▶ _Aim_
Copy out all lines that carry the word "reply".

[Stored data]
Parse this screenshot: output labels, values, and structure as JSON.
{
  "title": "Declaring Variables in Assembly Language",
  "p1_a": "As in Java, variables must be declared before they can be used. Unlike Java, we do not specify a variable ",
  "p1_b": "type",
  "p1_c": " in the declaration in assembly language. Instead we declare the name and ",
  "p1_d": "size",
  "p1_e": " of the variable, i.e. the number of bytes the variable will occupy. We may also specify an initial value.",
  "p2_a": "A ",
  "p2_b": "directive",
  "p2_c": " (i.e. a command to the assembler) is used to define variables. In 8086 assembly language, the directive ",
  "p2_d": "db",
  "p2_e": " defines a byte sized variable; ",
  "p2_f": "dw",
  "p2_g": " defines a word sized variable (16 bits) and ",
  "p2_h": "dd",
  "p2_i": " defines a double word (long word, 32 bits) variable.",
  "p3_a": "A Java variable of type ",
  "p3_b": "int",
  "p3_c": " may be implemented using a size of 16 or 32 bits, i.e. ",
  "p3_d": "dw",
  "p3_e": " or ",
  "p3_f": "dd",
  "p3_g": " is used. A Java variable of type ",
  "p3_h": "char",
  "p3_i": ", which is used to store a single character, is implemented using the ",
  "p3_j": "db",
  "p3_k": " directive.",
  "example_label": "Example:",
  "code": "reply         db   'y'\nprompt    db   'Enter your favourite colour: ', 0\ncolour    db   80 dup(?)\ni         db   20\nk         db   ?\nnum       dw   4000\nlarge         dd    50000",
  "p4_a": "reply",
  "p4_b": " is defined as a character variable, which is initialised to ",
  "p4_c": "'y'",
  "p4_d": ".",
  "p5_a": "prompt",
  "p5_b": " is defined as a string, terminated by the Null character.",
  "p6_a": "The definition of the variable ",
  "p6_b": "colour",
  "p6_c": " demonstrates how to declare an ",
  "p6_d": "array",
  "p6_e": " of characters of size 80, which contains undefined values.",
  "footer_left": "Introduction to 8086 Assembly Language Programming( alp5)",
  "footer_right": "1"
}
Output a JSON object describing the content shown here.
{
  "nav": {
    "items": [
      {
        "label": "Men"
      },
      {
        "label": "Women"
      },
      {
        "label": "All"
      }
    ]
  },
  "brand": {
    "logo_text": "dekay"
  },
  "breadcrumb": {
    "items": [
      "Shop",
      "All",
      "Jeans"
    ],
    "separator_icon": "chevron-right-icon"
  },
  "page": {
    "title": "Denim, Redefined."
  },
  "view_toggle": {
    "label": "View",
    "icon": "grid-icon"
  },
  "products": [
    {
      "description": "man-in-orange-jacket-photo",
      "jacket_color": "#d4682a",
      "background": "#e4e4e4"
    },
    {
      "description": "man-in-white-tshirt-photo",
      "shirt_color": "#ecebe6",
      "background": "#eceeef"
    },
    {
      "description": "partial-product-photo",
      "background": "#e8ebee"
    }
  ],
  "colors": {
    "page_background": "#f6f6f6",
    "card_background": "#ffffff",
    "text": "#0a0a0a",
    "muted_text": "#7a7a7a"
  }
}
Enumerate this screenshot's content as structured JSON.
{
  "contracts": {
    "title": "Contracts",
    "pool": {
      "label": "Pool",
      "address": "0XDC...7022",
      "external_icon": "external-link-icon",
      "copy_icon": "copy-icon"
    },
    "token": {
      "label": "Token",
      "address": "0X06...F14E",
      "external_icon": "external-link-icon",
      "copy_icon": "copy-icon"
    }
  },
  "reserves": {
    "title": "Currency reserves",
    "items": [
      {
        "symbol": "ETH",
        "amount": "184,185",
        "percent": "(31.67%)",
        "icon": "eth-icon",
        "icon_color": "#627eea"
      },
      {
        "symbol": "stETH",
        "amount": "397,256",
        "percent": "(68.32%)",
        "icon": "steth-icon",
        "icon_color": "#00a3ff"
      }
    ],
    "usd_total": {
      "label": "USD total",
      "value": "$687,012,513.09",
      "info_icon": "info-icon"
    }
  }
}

▶ _Solution to the exercise_
  "code": "reply         db   'y'\nprompt    db   'Enter your favourite colour: ', 0\ncolour    db   80 dup(?)\ni         db   20\nk         db   ?\nnum       dw   4000\nlarge         dd    50000",
  "p4_a": "reply",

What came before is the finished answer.